__SUPPLIED DATA__
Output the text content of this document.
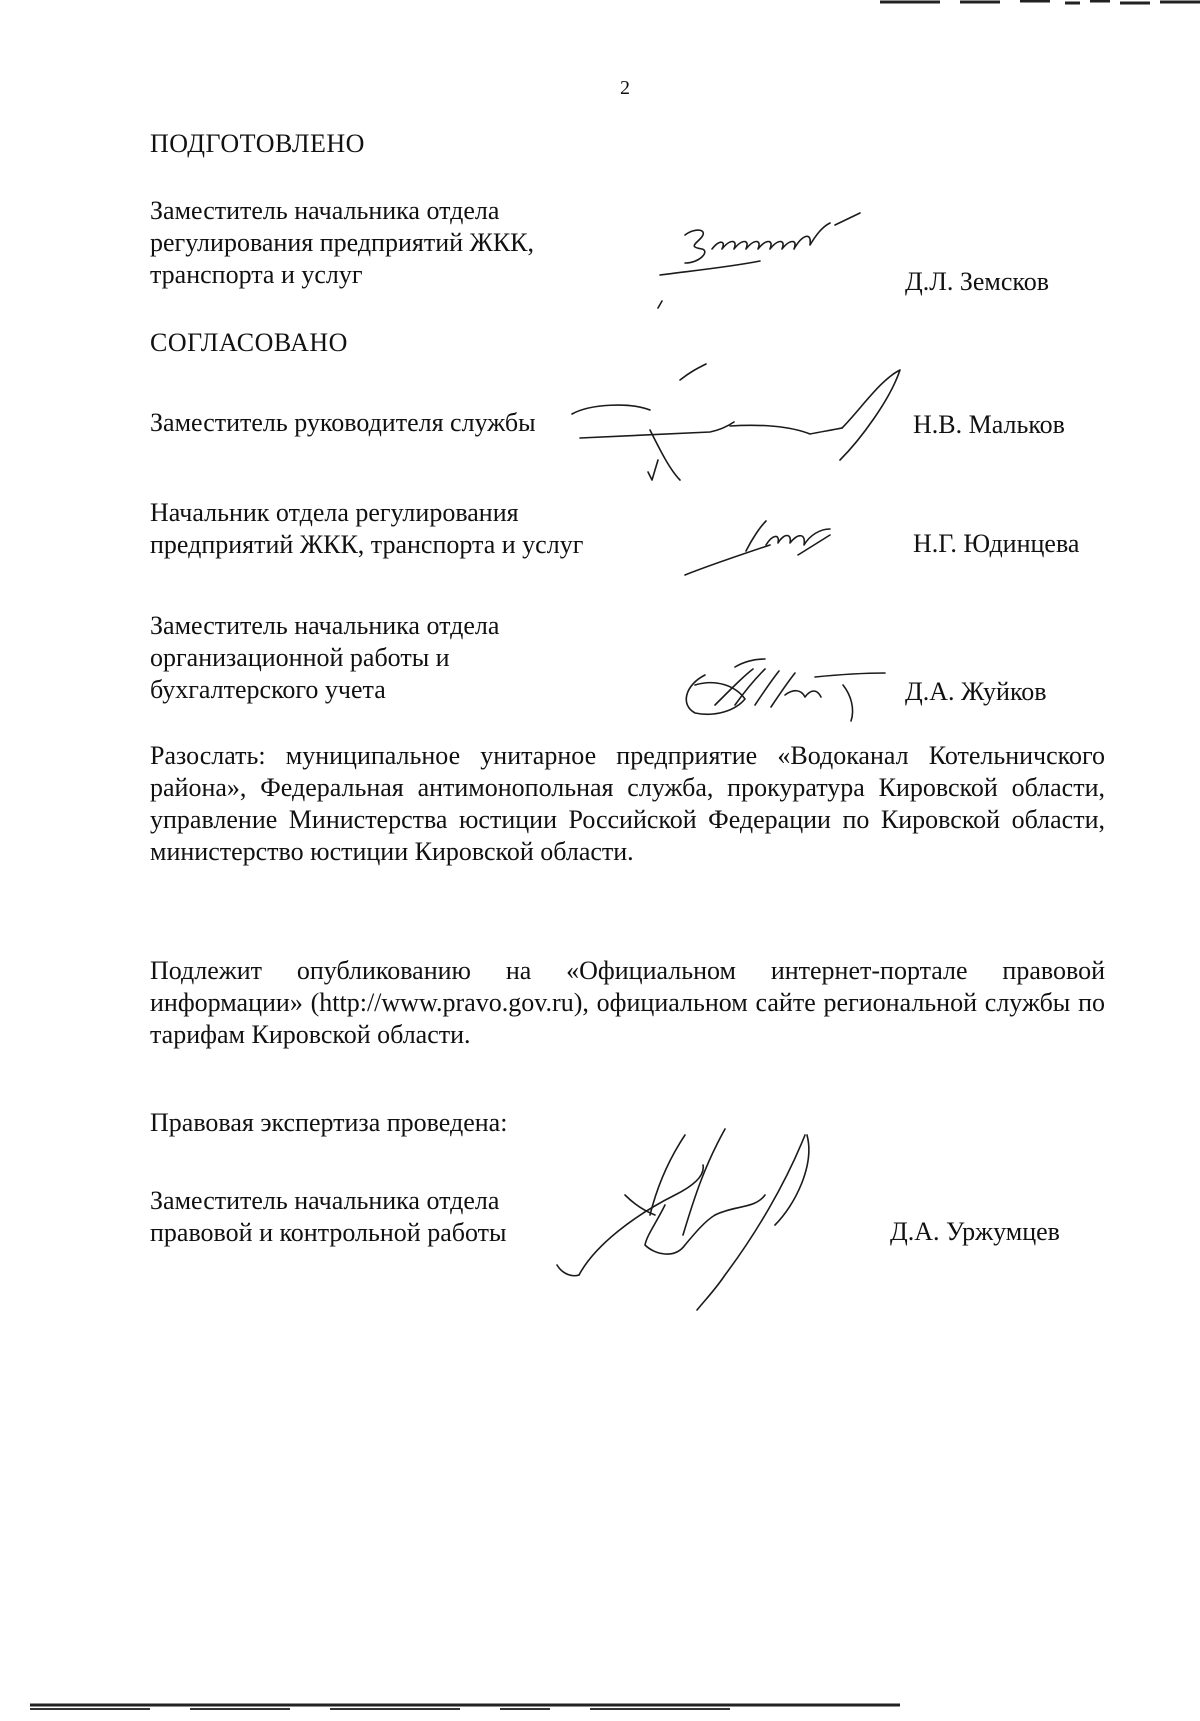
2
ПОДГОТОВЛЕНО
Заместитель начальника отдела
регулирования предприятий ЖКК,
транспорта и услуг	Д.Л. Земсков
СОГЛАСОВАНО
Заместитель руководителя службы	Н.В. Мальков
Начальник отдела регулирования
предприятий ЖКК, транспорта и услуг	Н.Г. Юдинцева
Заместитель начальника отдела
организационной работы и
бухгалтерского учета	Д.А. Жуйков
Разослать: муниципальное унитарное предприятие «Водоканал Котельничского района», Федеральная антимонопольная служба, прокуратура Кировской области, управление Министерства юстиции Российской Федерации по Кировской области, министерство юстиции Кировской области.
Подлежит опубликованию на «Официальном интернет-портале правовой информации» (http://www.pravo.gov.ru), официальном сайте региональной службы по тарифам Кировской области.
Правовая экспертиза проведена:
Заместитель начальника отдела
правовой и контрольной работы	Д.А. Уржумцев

__TASK OBJECTIVE__
Filter the data for the string "регулирования" and copy every line that has it.

__RESPONSE FOR THIS EXERCISE__
регулирования предприятий ЖКК,
Начальник отдела регулирования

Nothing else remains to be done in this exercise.